Tuesday, March 16, 2004

weekend update

This weekend I went to Newcastle with Hamish to visit my friend Abby and set up a few things on her shiny shiny new computer, which is very impressive! Mostly what we spent our weekend doing though was walking on beaches (along Tynemouth beach from Whitley Bay on Saturday and then up the beach at Bamburgh to the castle on Sunday.) Later today when I'm at home and can ftp, I promise I'll put up a little photo album for you all but if you're reading this before Tuesday evening you'll just have to be patient and use your imagination.

Beyond the impending photos I'm not going to do a "what I did at the weekend" type entry because it would be very long and probably not all that interesting to read. I'll just say that I had a lot of fun hanging out with my friends and exploring more of Newcastle.

What I am going to post about though is the sea: I miss living within walking distance of a beach, much like you might miss an old friend. In my first year at Aberdeen Dad used to joke that the beach was my best friend and he wasn't far wrong at the time: I spent whole days down there just walking or sitting or reading... just being... and I loved it.

Even after I got over my own shyness, and had places other than the sea to go to from my isolated little self-catering hovel - and even people to go and be with! I'd still visit the sea as often as I could. In the early days of first-year I quickly found that everyone I wanted to be with, lived away down in the catered halls on campus. The self-catering student village I'd chosen to live in seemed populated entirely by noisy nocturnal creatures I had nothing in common with except (mercifully!) my sleeping patterns. Not living where 'everyone else' was it took a couple of months of being alone most of the time, before I really had any kind of social circle in Aberdeen.

As the city warmed up socially I found many of my new friends were as infatuated with the sea as I, and we'd go in twos and threes and twentys down to walk on the sand as often as Artic Circle weather would permit (which is more often than you might think!) My best memories of that city have as their sound track the music of friends' voices against the precussion track of sea on sand...

After I moved to Edinburgh the sea and I became the kind of old friends who only get to see each other on weekends and holidays, but every time I'm near it I feel charged, especially when it's as animated as it was this weekend. One day I'll live by the sea again, but in the mean time I must make sure to visit it more often.

[Dataset entries]

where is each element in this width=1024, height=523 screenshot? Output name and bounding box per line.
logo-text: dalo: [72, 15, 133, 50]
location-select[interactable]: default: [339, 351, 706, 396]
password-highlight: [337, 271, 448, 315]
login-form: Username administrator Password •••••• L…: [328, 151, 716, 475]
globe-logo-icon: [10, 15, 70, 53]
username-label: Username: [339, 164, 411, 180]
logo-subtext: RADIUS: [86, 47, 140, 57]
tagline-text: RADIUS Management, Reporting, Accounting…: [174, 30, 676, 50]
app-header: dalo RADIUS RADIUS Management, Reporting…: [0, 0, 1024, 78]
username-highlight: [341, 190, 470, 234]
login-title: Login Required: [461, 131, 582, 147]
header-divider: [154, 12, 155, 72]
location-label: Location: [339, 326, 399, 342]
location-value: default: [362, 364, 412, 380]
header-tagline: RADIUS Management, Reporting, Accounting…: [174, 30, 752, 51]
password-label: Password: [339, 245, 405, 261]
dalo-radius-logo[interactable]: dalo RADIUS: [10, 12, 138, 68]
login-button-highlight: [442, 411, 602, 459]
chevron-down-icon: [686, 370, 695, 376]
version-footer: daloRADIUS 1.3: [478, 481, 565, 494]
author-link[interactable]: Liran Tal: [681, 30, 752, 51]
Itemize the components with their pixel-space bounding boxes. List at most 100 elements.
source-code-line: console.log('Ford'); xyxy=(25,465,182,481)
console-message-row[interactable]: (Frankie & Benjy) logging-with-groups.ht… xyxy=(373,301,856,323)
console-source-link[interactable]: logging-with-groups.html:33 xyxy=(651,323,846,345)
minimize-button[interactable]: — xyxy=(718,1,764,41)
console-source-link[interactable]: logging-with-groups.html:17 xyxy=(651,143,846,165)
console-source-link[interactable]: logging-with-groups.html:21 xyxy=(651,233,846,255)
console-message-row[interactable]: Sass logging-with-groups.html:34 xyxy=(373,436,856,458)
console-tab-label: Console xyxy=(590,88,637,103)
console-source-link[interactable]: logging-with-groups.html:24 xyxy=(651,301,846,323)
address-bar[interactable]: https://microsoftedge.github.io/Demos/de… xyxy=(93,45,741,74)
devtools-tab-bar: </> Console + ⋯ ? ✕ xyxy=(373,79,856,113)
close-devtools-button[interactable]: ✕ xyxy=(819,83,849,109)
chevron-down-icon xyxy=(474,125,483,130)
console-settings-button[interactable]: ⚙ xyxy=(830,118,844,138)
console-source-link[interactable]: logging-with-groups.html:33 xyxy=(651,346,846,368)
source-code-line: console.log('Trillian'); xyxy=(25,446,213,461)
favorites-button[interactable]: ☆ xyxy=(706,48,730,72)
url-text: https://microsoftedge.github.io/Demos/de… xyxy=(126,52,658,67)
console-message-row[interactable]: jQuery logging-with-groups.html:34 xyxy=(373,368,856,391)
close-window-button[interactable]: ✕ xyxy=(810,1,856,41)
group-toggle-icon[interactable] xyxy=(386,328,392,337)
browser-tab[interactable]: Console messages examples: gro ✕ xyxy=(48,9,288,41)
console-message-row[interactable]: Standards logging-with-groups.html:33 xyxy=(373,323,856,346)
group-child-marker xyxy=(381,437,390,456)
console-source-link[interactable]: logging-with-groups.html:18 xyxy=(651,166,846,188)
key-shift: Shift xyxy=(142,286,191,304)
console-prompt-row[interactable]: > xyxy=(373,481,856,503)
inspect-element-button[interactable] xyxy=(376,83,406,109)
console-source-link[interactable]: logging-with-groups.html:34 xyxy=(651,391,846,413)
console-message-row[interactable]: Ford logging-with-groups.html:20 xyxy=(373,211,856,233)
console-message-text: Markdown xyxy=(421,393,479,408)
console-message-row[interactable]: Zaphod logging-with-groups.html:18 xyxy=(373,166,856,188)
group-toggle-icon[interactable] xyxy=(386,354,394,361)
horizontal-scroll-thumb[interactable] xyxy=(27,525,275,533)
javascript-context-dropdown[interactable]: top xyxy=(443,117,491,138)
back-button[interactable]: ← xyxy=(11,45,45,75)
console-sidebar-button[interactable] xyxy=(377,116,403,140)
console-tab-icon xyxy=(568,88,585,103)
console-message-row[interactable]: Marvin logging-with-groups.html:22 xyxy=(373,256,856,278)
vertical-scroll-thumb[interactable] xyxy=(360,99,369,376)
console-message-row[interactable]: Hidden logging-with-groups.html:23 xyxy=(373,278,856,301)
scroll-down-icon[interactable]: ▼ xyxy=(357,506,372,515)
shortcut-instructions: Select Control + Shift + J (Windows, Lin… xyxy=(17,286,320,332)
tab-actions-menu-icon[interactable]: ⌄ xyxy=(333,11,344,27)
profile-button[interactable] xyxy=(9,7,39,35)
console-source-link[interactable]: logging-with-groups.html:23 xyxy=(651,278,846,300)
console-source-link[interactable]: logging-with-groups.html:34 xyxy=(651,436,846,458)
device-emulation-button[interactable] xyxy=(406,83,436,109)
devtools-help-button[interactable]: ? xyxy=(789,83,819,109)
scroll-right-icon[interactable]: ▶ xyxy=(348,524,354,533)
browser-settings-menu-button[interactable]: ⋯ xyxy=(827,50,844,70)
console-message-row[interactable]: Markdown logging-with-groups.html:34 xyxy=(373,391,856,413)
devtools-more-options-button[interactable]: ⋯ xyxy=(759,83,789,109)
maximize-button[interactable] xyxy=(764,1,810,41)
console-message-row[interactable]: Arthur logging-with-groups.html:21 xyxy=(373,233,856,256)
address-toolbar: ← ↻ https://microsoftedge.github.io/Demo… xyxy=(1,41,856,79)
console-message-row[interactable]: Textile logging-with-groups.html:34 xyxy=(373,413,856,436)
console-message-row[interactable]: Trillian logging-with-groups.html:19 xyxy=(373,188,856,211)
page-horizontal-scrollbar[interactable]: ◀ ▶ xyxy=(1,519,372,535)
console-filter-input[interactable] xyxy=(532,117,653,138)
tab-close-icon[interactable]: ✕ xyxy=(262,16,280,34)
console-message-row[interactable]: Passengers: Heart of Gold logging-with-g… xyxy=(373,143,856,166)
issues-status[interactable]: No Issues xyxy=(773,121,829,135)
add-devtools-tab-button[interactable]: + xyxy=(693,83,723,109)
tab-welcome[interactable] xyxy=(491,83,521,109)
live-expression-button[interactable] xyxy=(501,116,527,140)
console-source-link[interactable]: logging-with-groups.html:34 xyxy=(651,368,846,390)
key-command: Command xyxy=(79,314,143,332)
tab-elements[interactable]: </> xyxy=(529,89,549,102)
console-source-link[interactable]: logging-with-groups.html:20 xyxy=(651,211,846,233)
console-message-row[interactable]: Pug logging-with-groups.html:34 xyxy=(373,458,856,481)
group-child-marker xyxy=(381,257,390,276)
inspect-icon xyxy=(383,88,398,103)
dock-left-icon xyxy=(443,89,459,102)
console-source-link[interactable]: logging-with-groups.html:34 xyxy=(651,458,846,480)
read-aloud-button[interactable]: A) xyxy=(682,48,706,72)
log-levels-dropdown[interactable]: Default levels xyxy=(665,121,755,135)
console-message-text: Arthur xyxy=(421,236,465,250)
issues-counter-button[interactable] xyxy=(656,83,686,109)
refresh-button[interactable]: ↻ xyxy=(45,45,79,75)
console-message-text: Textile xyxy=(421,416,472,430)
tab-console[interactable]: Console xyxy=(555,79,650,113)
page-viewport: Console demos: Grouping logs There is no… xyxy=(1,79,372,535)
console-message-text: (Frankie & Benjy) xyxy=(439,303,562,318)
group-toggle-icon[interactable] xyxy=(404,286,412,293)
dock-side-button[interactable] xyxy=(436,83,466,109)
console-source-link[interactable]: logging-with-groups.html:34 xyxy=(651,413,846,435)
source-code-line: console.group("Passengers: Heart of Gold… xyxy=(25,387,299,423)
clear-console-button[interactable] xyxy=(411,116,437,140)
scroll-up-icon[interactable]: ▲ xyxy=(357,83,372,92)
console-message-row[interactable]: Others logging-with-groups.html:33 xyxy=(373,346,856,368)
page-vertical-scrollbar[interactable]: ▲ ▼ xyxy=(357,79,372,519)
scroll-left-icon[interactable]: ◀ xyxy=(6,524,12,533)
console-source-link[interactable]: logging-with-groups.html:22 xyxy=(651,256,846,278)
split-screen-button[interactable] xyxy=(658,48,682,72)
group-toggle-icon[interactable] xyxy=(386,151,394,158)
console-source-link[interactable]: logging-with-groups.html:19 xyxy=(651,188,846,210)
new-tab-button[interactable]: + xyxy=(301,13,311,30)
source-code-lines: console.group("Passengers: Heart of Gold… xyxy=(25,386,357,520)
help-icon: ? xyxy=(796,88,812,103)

- [Directions for this task]:
Extract the full blog post about the weekend in Newcastle and missing the sea, reproducing every word and line break of it verbatim.

- [Exercise result]:
Tuesday, March 16, 2004

weekend update

This weekend I went to Newcastle with Hamish to visit my friend Abby and set up a few things on her shiny shiny new computer, which is very impressive! Mostly what we spent our weekend doing though was walking on beaches (along Tynemouth beach from Whitley Bay on Saturday and then up the beach at Bamburgh to the castle on Sunday.) Later today when I'm at home and can ftp, I promise I'll put up a little photo album for you all but if you're reading this before Tuesday evening you'll just have to be patient and use your imagination.

Beyond the impending photos I'm not going to do a "what I did at the weekend" type entry because it would be very long and probably not all that interesting to read. I'll just say that I had a lot of fun hanging out with my friends and exploring more of Newcastle.

What I am going to post about though is the sea: I miss living within walking distance of a beach, much like you might miss an old friend. In my first year at Aberdeen Dad used to joke that the beach was my best friend and he wasn't far wrong at the time: I spent whole days down there just walking or sitting or reading... just being... and I loved it.

Even after I got over my own shyness, and had places other than the sea to go to from my isolated little self-catering hovel - and even people to go and be with! I'd still visit the sea as often as I could. In the early days of first-year I quickly found that everyone I wanted to be with, lived away down in the catered halls on campus. The self-catering student village I'd chosen to live in seemed populated entirely by noisy nocturnal creatures I had nothing in common with except (mercifully!) my sleeping patterns. Not living where 'everyone else' was it took a couple of months of being alone most of the time, before I really had any kind of social circle in Aberdeen.

As the city warmed up socially I found many of my new friends were as infatuated with the sea as I, and we'd go in twos and threes and twentys down to walk on the sand as often as Artic Circle weather would permit (which is more often than you might think!) My best memories of that city have as their sound track the music of friends' voices against the precussion track of sea on sand...

After I moved to Edinburgh the sea and I became the kind of old friends who only get to see each other on weekends and holidays, but every time I'm near it I feel charged, especially when it's as animated as it was this weekend. One day I'll live by the sea again, but in the mean time I must make sure to visit it more often.